Required task: From the listing, collect all lines containing the word "изложить".

Entries shown:
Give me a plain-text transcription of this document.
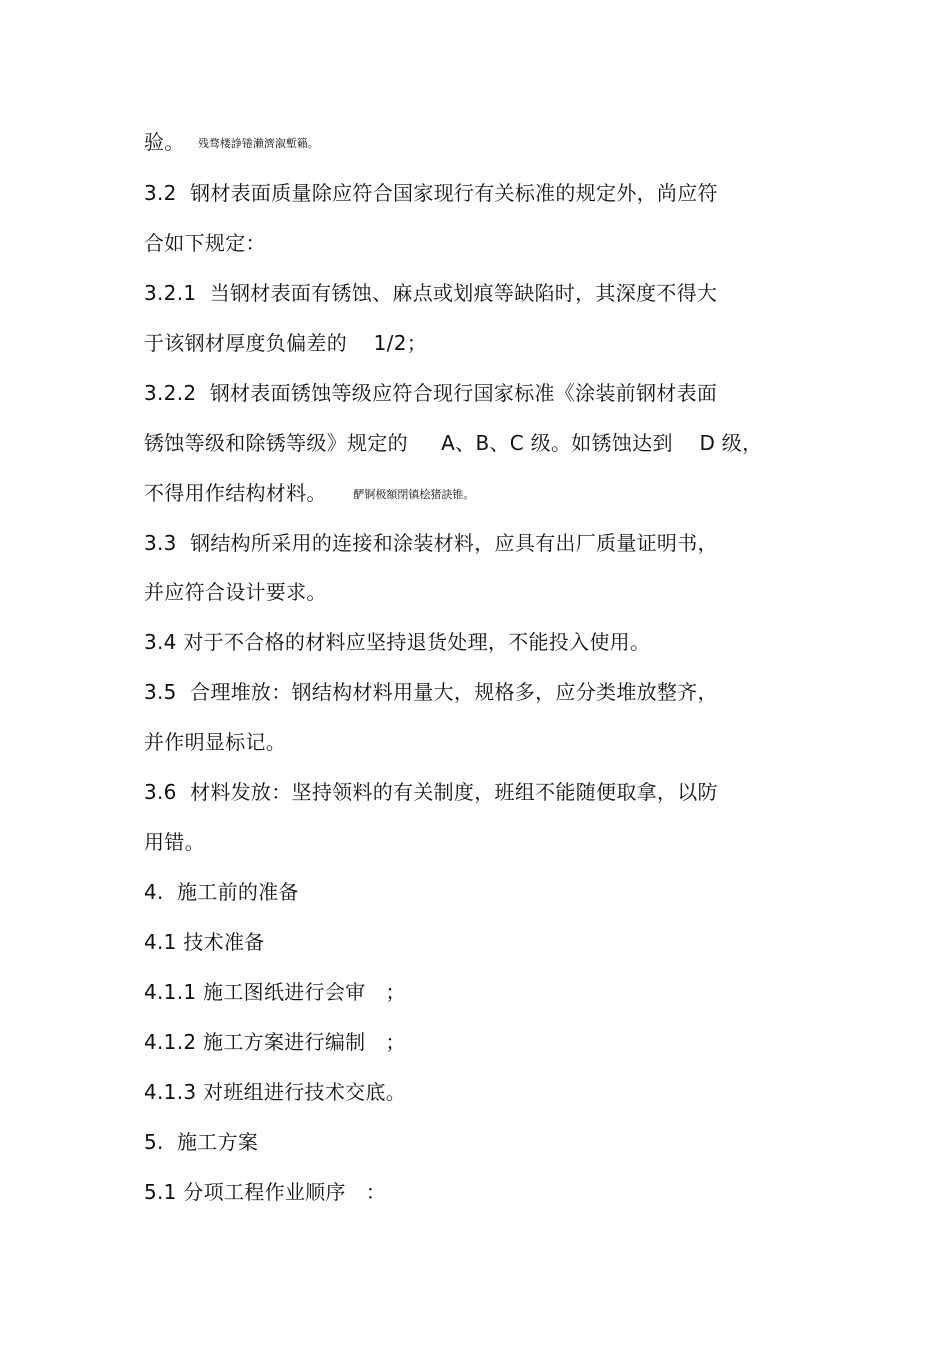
验。 残骛楼諍锩瀨濟溆塹籟。
3.2  钢材表面质量除应符合国家现行有关标准的规定外，尚应符
合如下规定：
3.2.1  当钢材表面有锈蚀、麻点或划痕等缺陷时，其深度不得大
于该钢材厚度负偏差的    1/2；
3.2.2  钢材表面锈蚀等级应符合现行国家标准《涂装前钢材表面
锈蚀等级和除锈等级》规定的     A、B、C 级。如锈蚀达到    D 级，
不得用作结构材料。 酽锕极額閉镇桧猪訣锥。
3.3  钢结构所采用的连接和涂装材料，应具有出厂质量证明书，
并应符合设计要求。
3.4 对于不合格的材料应坚持退货处理，不能投入使用。
3.5  合理堆放：钢结构材料用量大，规格多，应分类堆放整齐，
并作明显标记。
3.6  材料发放：坚持领料的有关制度，班组不能随便取拿，以防
用错。
4.  施工前的准备
4.1 技术准备
4.1.1 施工图纸进行会审   ；
4.1.2 施工方案进行编制   ；
4.1.3 对班组进行技术交底。
5.  施工方案
5.1 分项工程作业顺序   ：
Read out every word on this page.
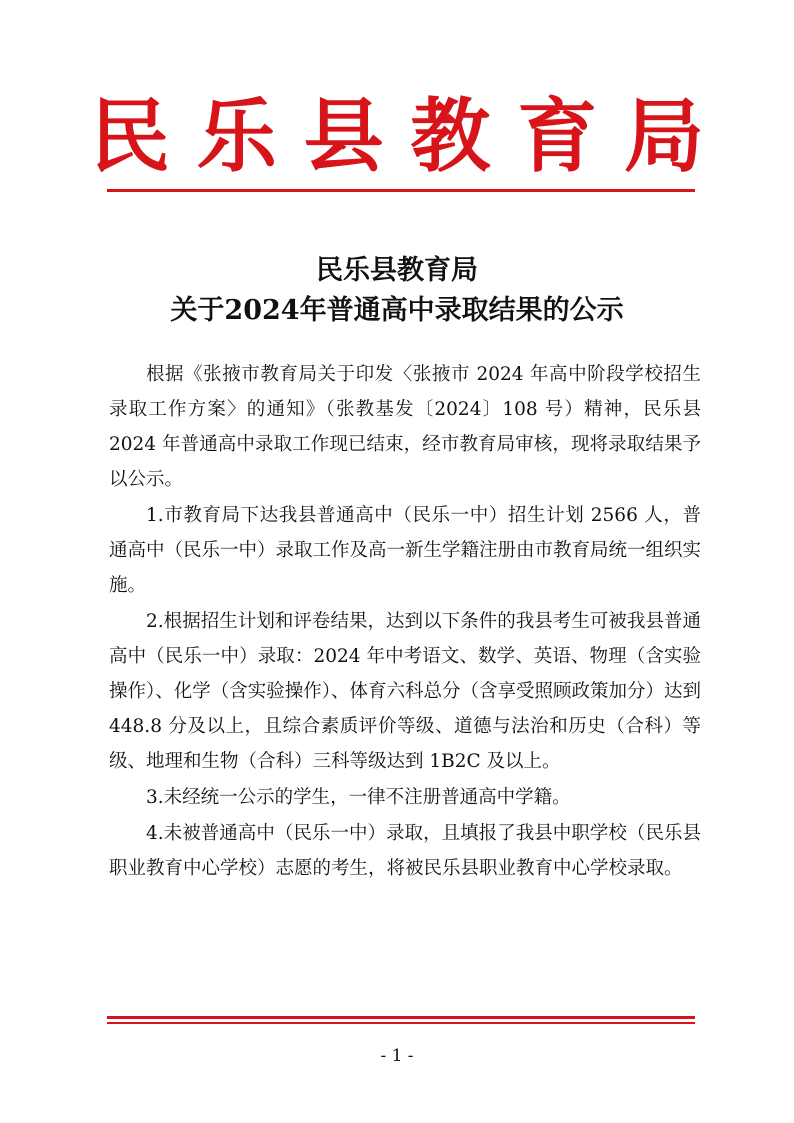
民 乐 县 教 育 局
民乐县教育局
关于2024年普通高中录取结果的公示

根据《张掖市教育局关于印发〈张掖市 2024 年高中阶段学校招生录取工作方案〉的通知》（张教基发〔2024〕108 号）精神，民乐县 2024 年普通高中录取工作现已结束，经市教育局审核，现将录取结果予以公示。

1.市教育局下达我县普通高中（民乐一中）招生计划 2566 人，普通高中（民乐一中）录取工作及高一新生学籍注册由市教育局统一组织实施。

2.根据招生计划和评卷结果，达到以下条件的我县考生可被我县普通高中（民乐一中）录取：2024 年中考语文、数学、英语、物理（含实验操作）、化学（含实验操作）、体育六科总分（含享受照顾政策加分）达到 448.8 分及以上，且综合素质评价等级、道德与法治和历史（合科）等级、地理和生物（合科）三科等级达到 1B2C 及以上。

3.未经统一公示的学生，一律不注册普通高中学籍。

4.未被普通高中（民乐一中）录取，且填报了我县中职学校（民乐县职业教育中心学校）志愿的考生，将被民乐县职业教育中心学校录取。

- 1 -
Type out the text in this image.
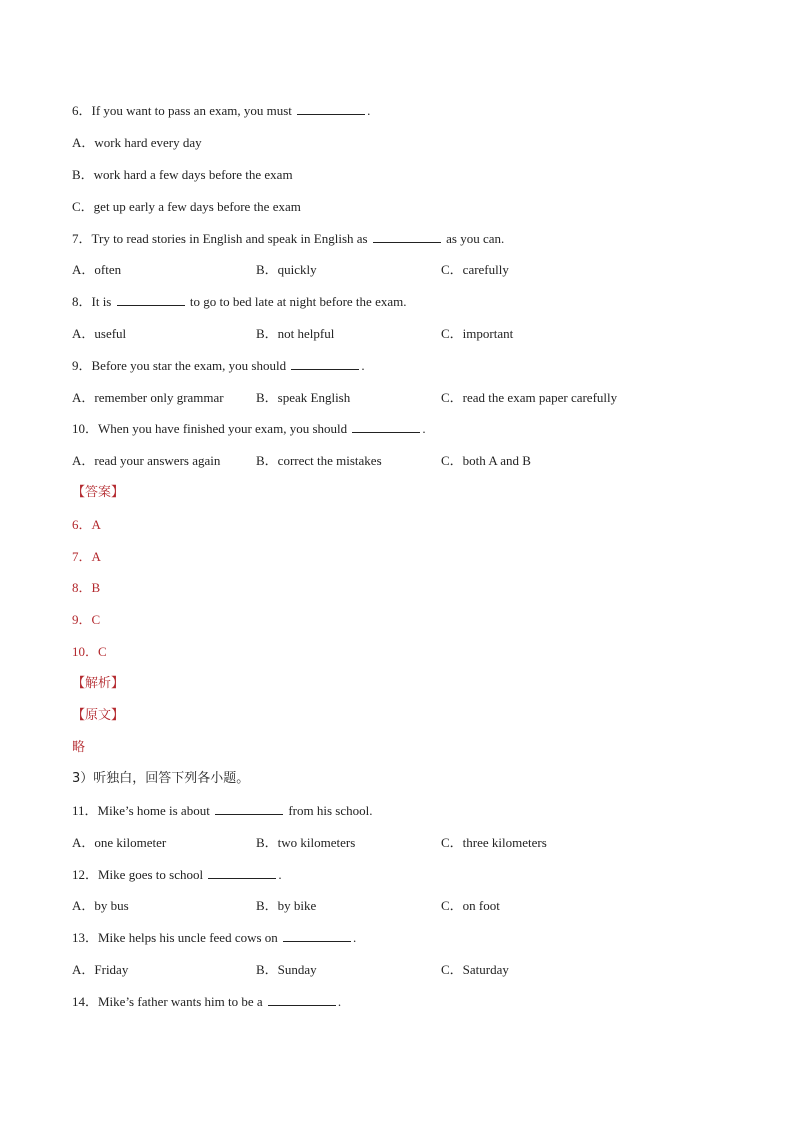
6．If you want to pass an exam, you must	.
A．work hard every day
B．work hard a few days before the exam
C．get up early a few days before the exam
7．Try to read stories in English and speak in English as	as you can.
A．often	B．quickly	C．carefully
8．It is	to go to bed late at night before the exam.
A．useful	B．not helpful	C．important
9．Before you star the exam, you should	.
A．remember only grammar B．speak English	C．read the exam paper carefully
10．When you have finished your exam, you should	.
A．read your answers again	B．correct the mistakes	C．both A and B
【答案】
6．A
7．A
8．B
9．C
10．C
【解析】
【原文】
略
3）听独白，回答下列各小题。
11．Mike’s home is about	from his school.
A．one kilometer	B．two kilometers	C．three kilometers
12．Mike goes to school	.
A．by bus	B．by bike	C．on foot
13．Mike helps his uncle feed cows on	.
A．Friday	B．Sunday	C．Saturday
14．Mike’s father wants him to be a	.
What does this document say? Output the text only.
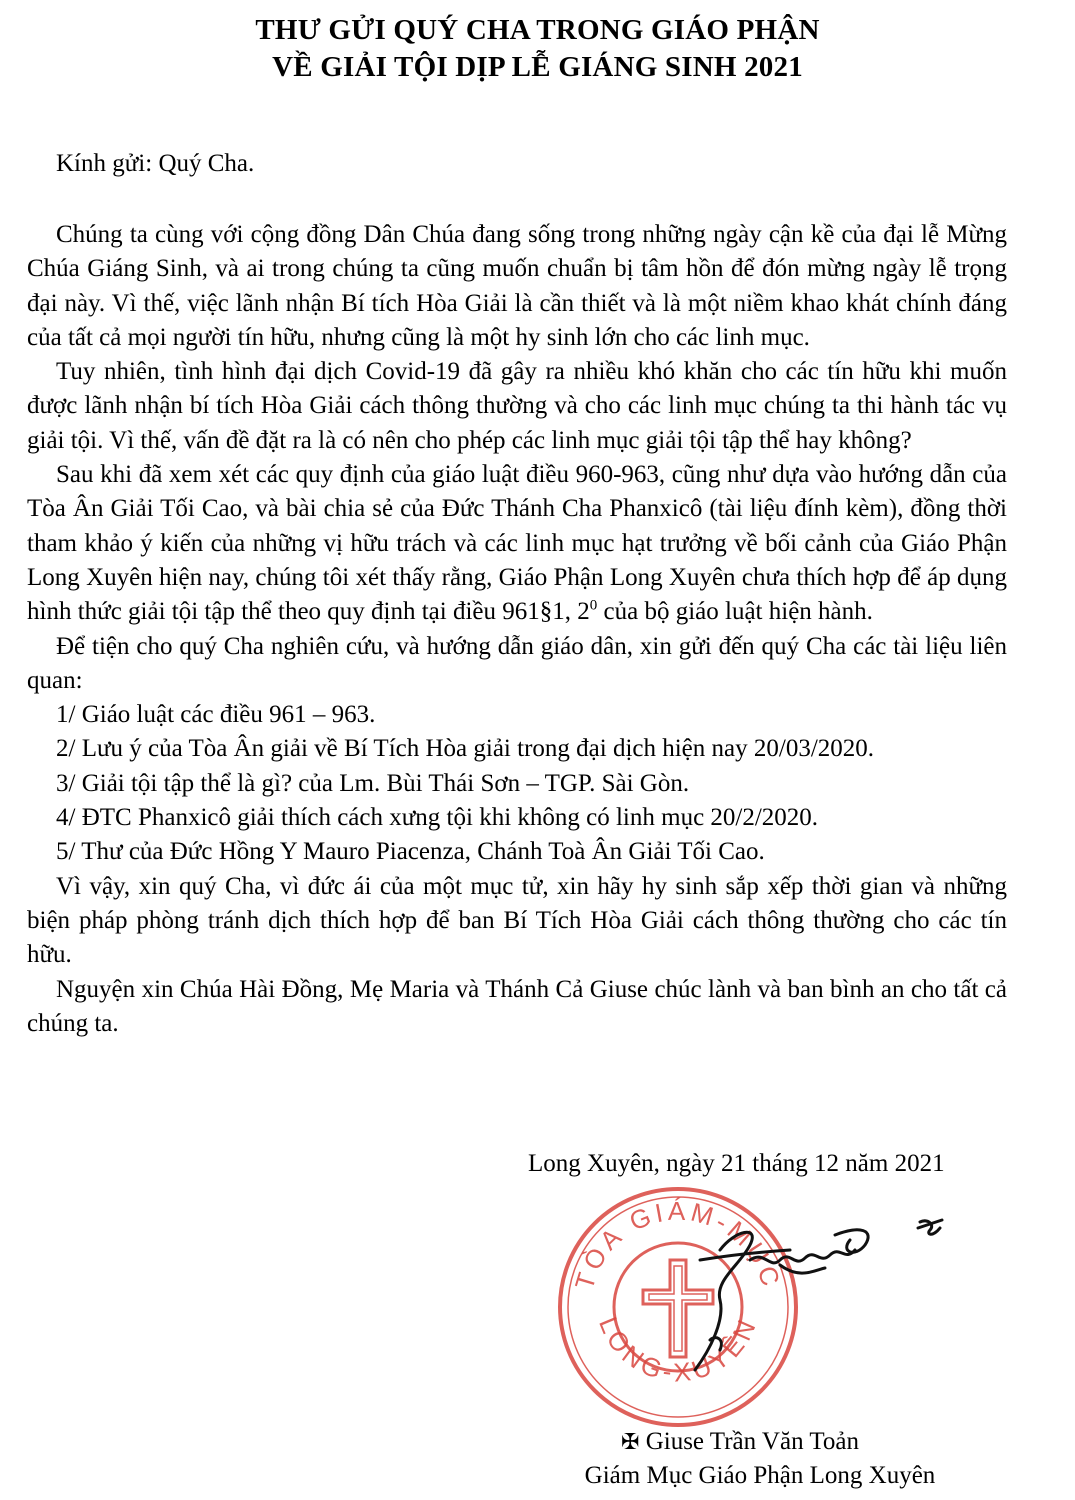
THƯ GỬI QUÝ CHA TRONG GIÁO PHẬN
VỀ GIẢI TỘI DỊP LỄ GIÁNG SINH 2021

Kính gửi: Quý Cha.

Chúng ta cùng với cộng đồng Dân Chúa đang sống trong những ngày cận kề của đại lễ Mừng Chúa Giáng Sinh, và ai trong chúng ta cũng muốn chuẩn bị tâm hồn để đón mừng ngày lễ trọng đại này. Vì thế, việc lãnh nhận Bí tích Hòa Giải là cần thiết và là một niềm khao khát chính đáng của tất cả mọi người tín hữu, nhưng cũng là một hy sinh lớn cho các linh mục.

Tuy nhiên, tình hình đại dịch Covid-19 đã gây ra nhiều khó khăn cho các tín hữu khi muốn được lãnh nhận bí tích Hòa Giải cách thông thường và cho các linh mục chúng ta thi hành tác vụ giải tội. Vì thế, vấn đề đặt ra là có nên cho phép các linh mục giải tội tập thể hay không?

Sau khi đã xem xét các quy định của giáo luật điều 960-963, cũng như dựa vào hướng dẫn của Tòa Ân Giải Tối Cao, và bài chia sẻ của Đức Thánh Cha Phanxicô (tài liệu đính kèm), đồng thời tham khảo ý kiến của những vị hữu trách và các linh mục hạt trưởng về bối cảnh của Giáo Phận Long Xuyên hiện nay, chúng tôi xét thấy rằng, Giáo Phận Long Xuyên chưa thích hợp để áp dụng hình thức giải tội tập thể theo quy định tại điều 961§1, $2^0$ của bộ giáo luật hiện hành.

Để tiện cho quý Cha nghiên cứu, và hướng dẫn giáo dân, xin gửi đến quý Cha các tài liệu liên quan:

1/ Giáo luật các điều 961 – 963.

2/ Lưu ý của Tòa Ân giải về Bí Tích Hòa giải trong đại dịch hiện nay 20/03/2020.

3/ Giải tội tập thể là gì? của Lm. Bùi Thái Sơn – TGP. Sài Gòn.

4/ ĐTC Phanxicô giải thích cách xưng tội khi không có linh mục 20/2/2020.

5/ Thư của Đức Hồng Y Mauro Piacenza, Chánh Toà Ân Giải Tối Cao.

Vì vậy, xin quý Cha, vì đức ái của một mục tử, xin hãy hy sinh sắp xếp thời gian và những biện pháp phòng tránh dịch thích hợp để ban Bí Tích Hòa Giải cách thông thường cho các tín hữu.

Nguyện xin Chúa Hài Đồng, Mẹ Maria và Thánh Cả Giuse chúc lành và ban bình an cho tất cả chúng ta.

Long Xuyên, ngày 21 tháng 12 năm 2021

TÒA GIÁM-MỤC
LONG-XUYÊN

✠ Giuse Trần Văn Toản

Giám Mục Giáo Phận Long Xuyên
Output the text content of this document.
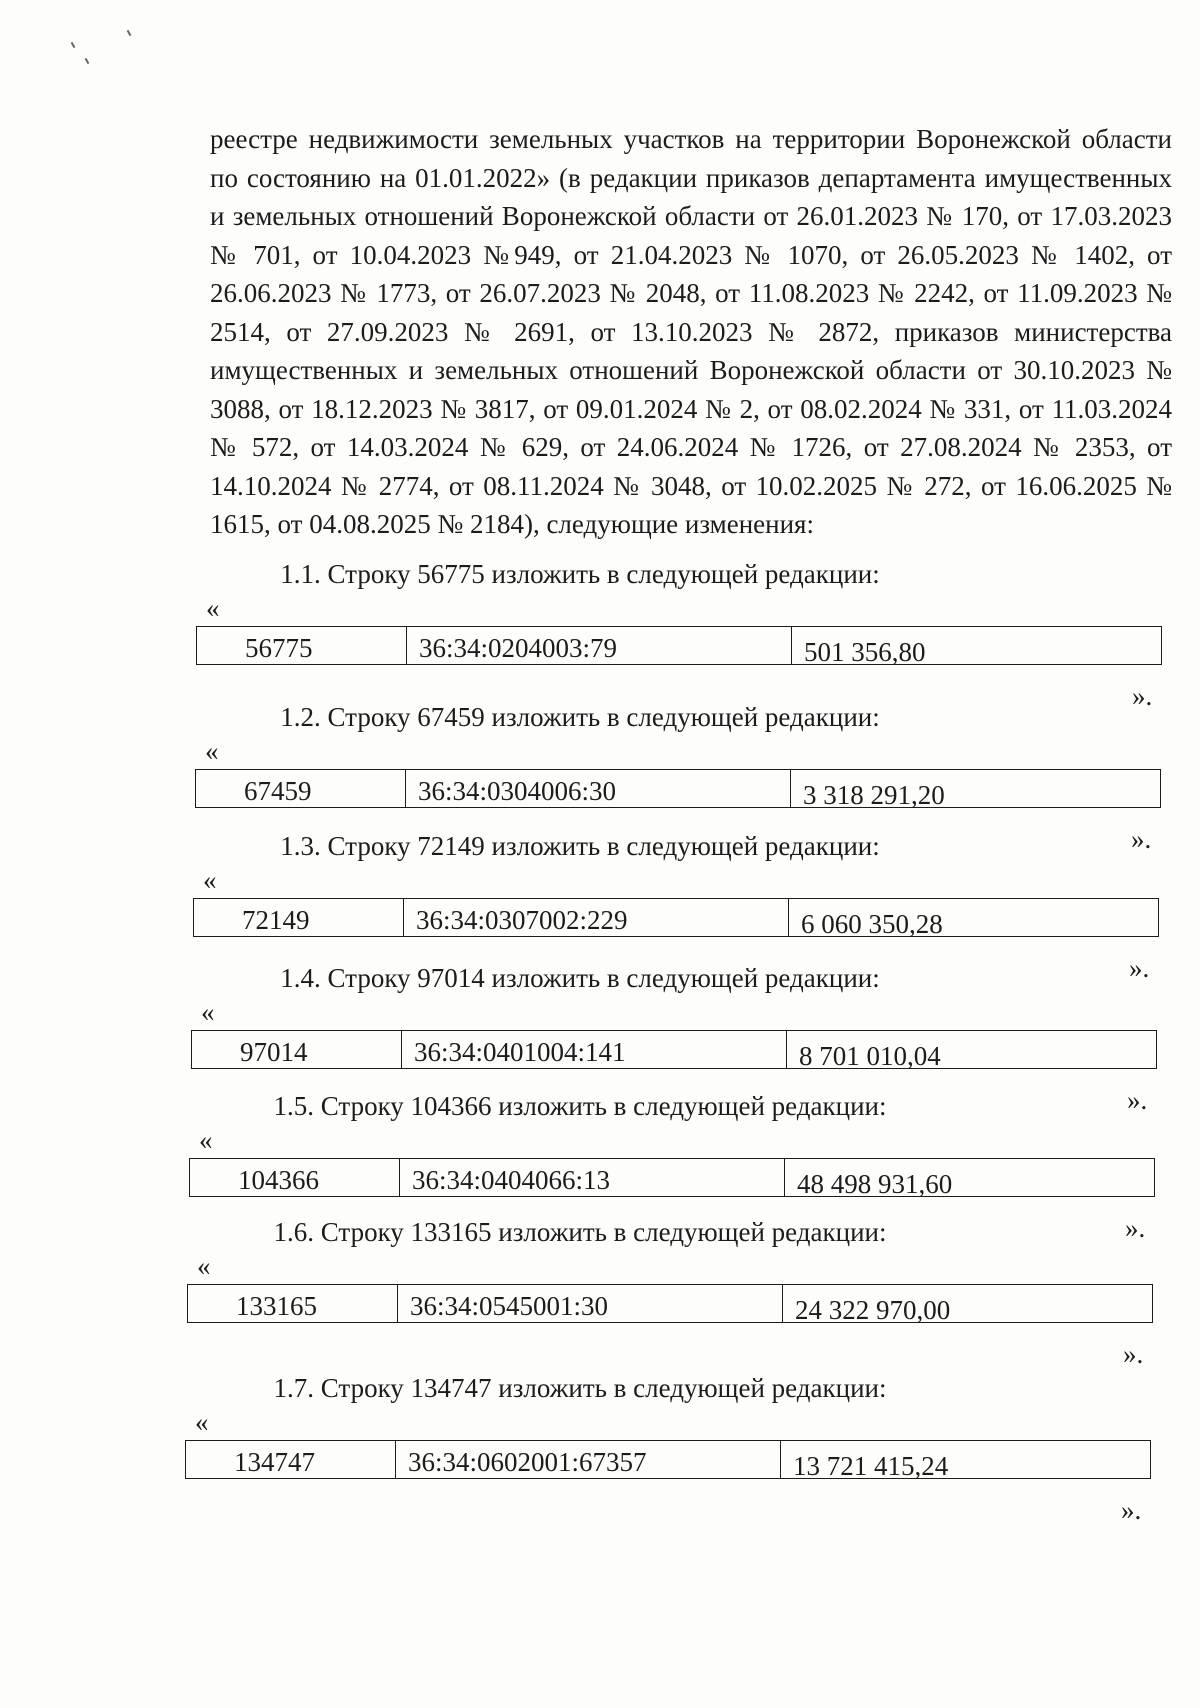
реестре недвижимости земельных участков на территории Воронежской области по состоянию на 01.01.2022» (в редакции приказов департамента имущественных и земельных отношений Воронежской области от 26.01.2023 № 170, от 17.03.2023 № 701, от 10.04.2023 №949, от 21.04.2023 № 1070, от 26.05.2023 № 1402, от 26.06.2023 № 1773, от 26.07.2023 № 2048, от 11.08.2023 № 2242, от 11.09.2023 № 2514, от 27.09.2023 № 2691, от 13.10.2023 № 2872, приказов министерства имущественных и земельных отношений Воронежской области от 30.10.2023 № 3088, от 18.12.2023 № 3817, от 09.01.2024 № 2, от 08.02.2024 № 331, от 11.03.2024 № 572, от 14.03.2024 № 629, от 24.06.2024 № 1726, от 27.08.2024 № 2353, от 14.10.2024 № 2774, от 08.11.2024 № 3048, от 10.02.2025 № 272, от 16.06.2025 № 1615, от 04.08.2025 № 2184), следующие изменения:

1.1. Строку 56775 изложить в следующей редакции:

«
56775	36:34:0204003:79	501 356,80
».

1.2. Строку 67459 изложить в следующей редакции:

«
67459	36:34:0304006:30	3 318 291,20
».

1.3. Строку 72149 изложить в следующей редакции:

«
72149	36:34:0307002:229	6 060 350,28
».

1.4. Строку 97014 изложить в следующей редакции:

«
97014	36:34:0401004:141	8 701 010,04
».

1.5. Строку 104366 изложить в следующей редакции:

«
104366	36:34:0404066:13	48 498 931,60
».

1.6. Строку 133165 изложить в следующей редакции:

«
133165	36:34:0545001:30	24 322 970,00
».

1.7. Строку 134747 изложить в следующей редакции:

«
134747	36:34:0602001:67357	13 721 415,24
».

The answer:
1.1. Строку 56775 изложить в следующей редакции:
1.2. Строку 67459 изложить в следующей редакции:
1.3. Строку 72149 изложить в следующей редакции:
1.4. Строку 97014 изложить в следующей редакции:
1.5. Строку 104366 изложить в следующей редакции:
1.6. Строку 133165 изложить в следующей редакции:
1.7. Строку 134747 изложить в следующей редакции:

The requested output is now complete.